* Entries shown *
>>
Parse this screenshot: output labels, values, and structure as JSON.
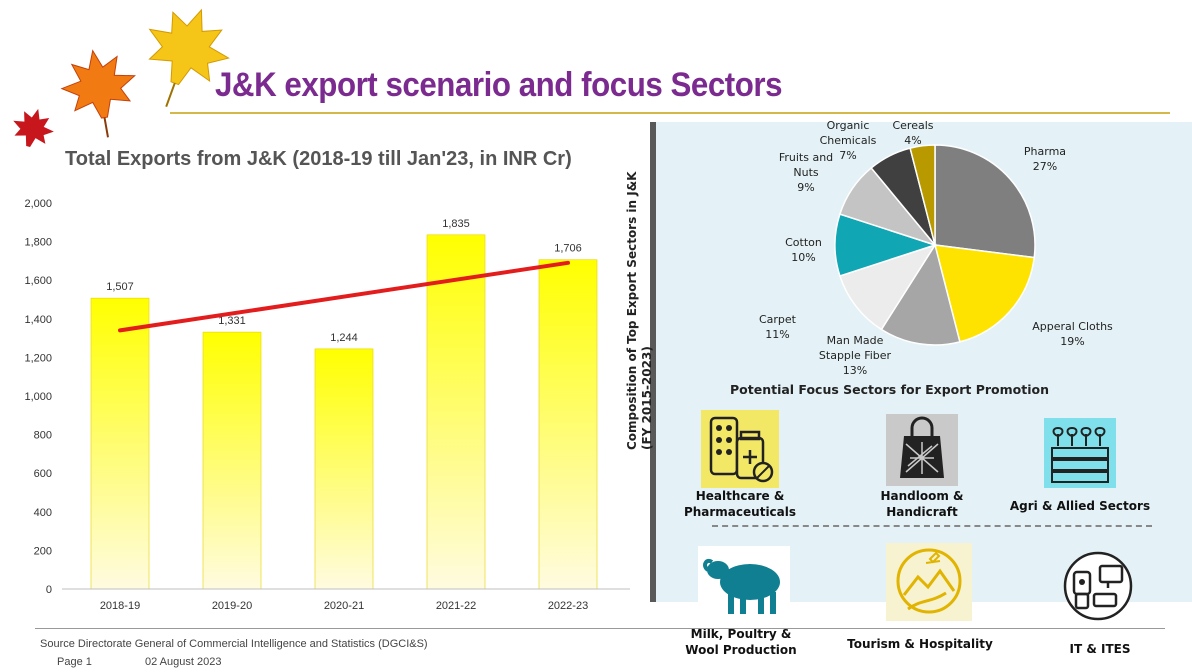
{
  "slide": {
    "title": "J&K export scenario and focus Sectors",
    "source": "Source Directorate General of Commercial Intelligence and Statistics (DGCI&S)",
    "page_label": "Page 1",
    "date": "02 August 2023"
  },
  "chart_data": [
    {
      "type": "bar",
      "title": "Total Exports from J&K (2018-19 till Jan'23, in INR Cr)",
      "categories": [
        "2018-19",
        "2019-20",
        "2020-21",
        "2021-22",
        "2022-23"
      ],
      "values": [
        1507,
        1331,
        1244,
        1835,
        1706
      ],
      "data_labels": [
        "1,507",
        "1,331",
        "1,244",
        "1,835",
        "1,706"
      ],
      "ylim": [
        0,
        2000
      ],
      "yticks": [
        "0",
        "200",
        "400",
        "600",
        "800",
        "1,000",
        "1,200",
        "1,400",
        "1,600",
        "1,800",
        "2,000"
      ],
      "trendline": {
        "from": 1340,
        "to": 1690
      },
      "colors": {
        "bar_top": "#ffff00",
        "bar_bottom": "#fffbe0",
        "trend": "#e31d1d"
      }
    },
    {
      "type": "pie",
      "ylabel": "Composition of Top Export Sectors in J&K (FY 2015-2023)",
      "slices": [
        {
          "label": "Pharma",
          "pct": "27%",
          "value": 27,
          "color": "#7f7f7f"
        },
        {
          "label": "Apperal Cloths",
          "pct": "19%",
          "value": 19,
          "color": "#ffe300"
        },
        {
          "label": "Man Made Stapple Fiber",
          "pct": "13%",
          "value": 13,
          "color": "#a6a6a6"
        },
        {
          "label": "Carpet",
          "pct": "11%",
          "value": 11,
          "color": "#ececec"
        },
        {
          "label": "Cotton",
          "pct": "10%",
          "value": 10,
          "color": "#10a6b4"
        },
        {
          "label": "Fruits and Nuts",
          "pct": "9%",
          "value": 9,
          "color": "#c4c4c4"
        },
        {
          "label": "Organic Chemicals",
          "pct": "7%",
          "value": 7,
          "color": "#404040"
        },
        {
          "label": "Cereals",
          "pct": "4%",
          "value": 4,
          "color": "#b89a00"
        }
      ]
    }
  ],
  "focus": {
    "title": "Potential Focus Sectors for Export Promotion",
    "sectors": [
      {
        "label_1": "Healthcare &",
        "label_2": "Pharmaceuticals",
        "icon": "pharma-icon",
        "bg": "#f3e865"
      },
      {
        "label_1": "Handloom &",
        "label_2": "Handicraft",
        "icon": "handloom-icon",
        "bg": "#c9c9c9"
      },
      {
        "label_1": "Agri & Allied Sectors",
        "label_2": "",
        "icon": "agri-icon",
        "bg": "#7fe0ec"
      },
      {
        "label_1": "Milk, Poultry &",
        "label_2": "Wool Production",
        "icon": "sheep-icon",
        "bg": "#ffffff"
      },
      {
        "label_1": "Tourism & Hospitality",
        "label_2": "",
        "icon": "tourism-icon",
        "bg": "#f7f2cf"
      },
      {
        "label_1": "IT & ITES",
        "label_2": "",
        "icon": "it-icon",
        "bg": "#ffffff"
      }
    ]
  }
}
<<
* What to work on *
Leave out the pictures and restate everything else word for word.

* Response to the task *
Parse this screenshot: output labels, values, and structure as JSON.
{
  "slide": {
    "title": "J&K export scenario and focus Sectors",
    "source": "Source Directorate General of Commercial Intelligence and Statistics (DGCI&S)",
    "page_label": "Page 1",
    "date": "02 August 2023"
  },
  "chart_data": [
    {
      "type": "bar",
      "title": "Total Exports from J&K (2018-19 till Jan'23, in INR Cr)",
      "categories": [
        "2018-19",
        "2019-20",
        "2020-21",
        "2021-22",
        "2022-23"
      ],
      "values": [
        1507,
        1331,
        1244,
        1835,
        1706
      ],
      "data_labels": [
        "1,507",
        "1,331",
        "1,244",
        "1,835",
        "1,706"
      ],
      "ylim": [
        0,
        2000
      ],
      "yticks": [
        "0",
        "200",
        "400",
        "600",
        "800",
        "1,000",
        "1,200",
        "1,400",
        "1,600",
        "1,800",
        "2,000"
      ],
      "trendline": {
        "from": 1340,
        "to": 1690
      },
      "colors": {
        "bar_top": "#ffff00",
        "bar_bottom": "#fffbe0",
        "trend": "#e31d1d"
      }
    },
    {
      "type": "pie",
      "ylabel": "Composition of Top Export Sectors in J&K (FY 2015-2023)",
      "slices": [
        {
          "label": "Pharma",
          "pct": "27%",
          "value": 27,
          "color": "#7f7f7f"
        },
        {
          "label": "Apperal Cloths",
          "pct": "19%",
          "value": 19,
          "color": "#ffe300"
        },
        {
          "label": "Man Made Stapple Fiber",
          "pct": "13%",
          "value": 13,
          "color": "#a6a6a6"
        },
        {
          "label": "Carpet",
          "pct": "11%",
          "value": 11,
          "color": "#ececec"
        },
        {
          "label": "Cotton",
          "pct": "10%",
          "value": 10,
          "color": "#10a6b4"
        },
        {
          "label": "Fruits and Nuts",
          "pct": "9%",
          "value": 9,
          "color": "#c4c4c4"
        },
        {
          "label": "Organic Chemicals",
          "pct": "7%",
          "value": 7,
          "color": "#404040"
        },
        {
          "label": "Cereals",
          "pct": "4%",
          "value": 4,
          "color": "#b89a00"
        }
      ]
    }
  ],
  "focus": {
    "title": "Potential Focus Sectors for Export Promotion",
    "sectors": [
      {
        "label_1": "Healthcare &",
        "label_2": "Pharmaceuticals",
        "icon": "pharma-icon",
        "bg": "#f3e865"
      },
      {
        "label_1": "Handloom &",
        "label_2": "Handicraft",
        "icon": "handloom-icon",
        "bg": "#c9c9c9"
      },
      {
        "label_1": "Agri & Allied Sectors",
        "label_2": "",
        "icon": "agri-icon",
        "bg": "#7fe0ec"
      },
      {
        "label_1": "Milk, Poultry &",
        "label_2": "Wool Production",
        "icon": "sheep-icon",
        "bg": "#ffffff"
      },
      {
        "label_1": "Tourism & Hospitality",
        "label_2": "",
        "icon": "tourism-icon",
        "bg": "#f7f2cf"
      },
      {
        "label_1": "IT & ITES",
        "label_2": "",
        "icon": "it-icon",
        "bg": "#ffffff"
      }
    ]
  }
}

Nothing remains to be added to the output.